SHORT EXERCISE: Please set down all the lines beneath this one exactly, without the pictures.

INFORMATION SUPPLIED:
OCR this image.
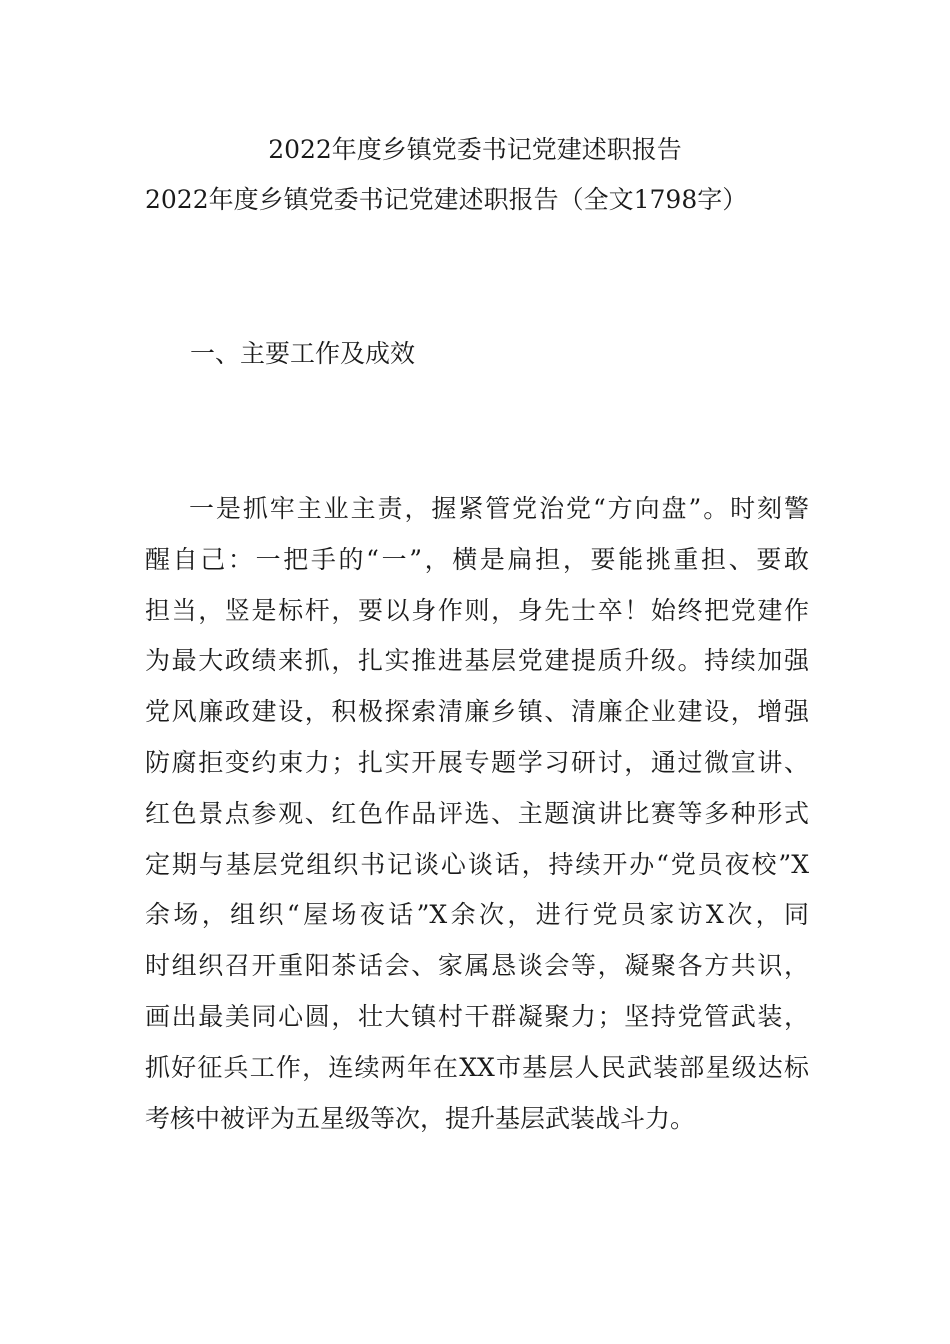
2022年度乡镇党委书记党建述职报告
2022年度乡镇党委书记党建述职报告（全文1798字）
一、主要工作及成效

一是抓牢主业主责，握紧管党治党“方向盘”。时刻警
醒自己：一把手的“一”，横是扁担，要能挑重担、要敢
担当，竖是标杆，要以身作则，身先士卒！始终把党建作
为最大政绩来抓，扎实推进基层党建提质升级。持续加强
党风廉政建设，积极探索清廉乡镇、清廉企业建设，增强
防腐拒变约束力；扎实开展专题学习研讨，通过微宣讲、
红色景点参观、红色作品评选、主题演讲比赛等多种形式
定期与基层党组织书记谈心谈话，持续开办“党员夜校”X
余场，组织“屋场夜话”X余次，进行党员家访X次，同
时组织召开重阳茶话会、家属恳谈会等，凝聚各方共识，
画出最美同心圆，壮大镇村干群凝聚力；坚持党管武装，
抓好征兵工作，连续两年在XX市基层人民武装部星级达标
考核中被评为五星级等次，提升基层武装战斗力。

WORKED SOLUTION:
OCR this image.
2022年度乡镇党委书记党建述职报告
2022年度乡镇党委书记党建述职报告（全文1798字）
一、主要工作及成效

一是抓牢主业主责，握紧管党治党“方向盘”。时刻警
醒自己：一把手的“一”，横是扁担，要能挑重担、要敢
担当，竖是标杆，要以身作则，身先士卒！始终把党建作
为最大政绩来抓，扎实推进基层党建提质升级。持续加强
党风廉政建设，积极探索清廉乡镇、清廉企业建设，增强
防腐拒变约束力；扎实开展专题学习研讨，通过微宣讲、
红色景点参观、红色作品评选、主题演讲比赛等多种形式
定期与基层党组织书记谈心谈话，持续开办“党员夜校”X
余场，组织“屋场夜话”X余次，进行党员家访X次，同
时组织召开重阳茶话会、家属恳谈会等，凝聚各方共识，
画出最美同心圆，壮大镇村干群凝聚力；坚持党管武装，
抓好征兵工作，连续两年在XX市基层人民武装部星级达标
考核中被评为五星级等次，提升基层武装战斗力。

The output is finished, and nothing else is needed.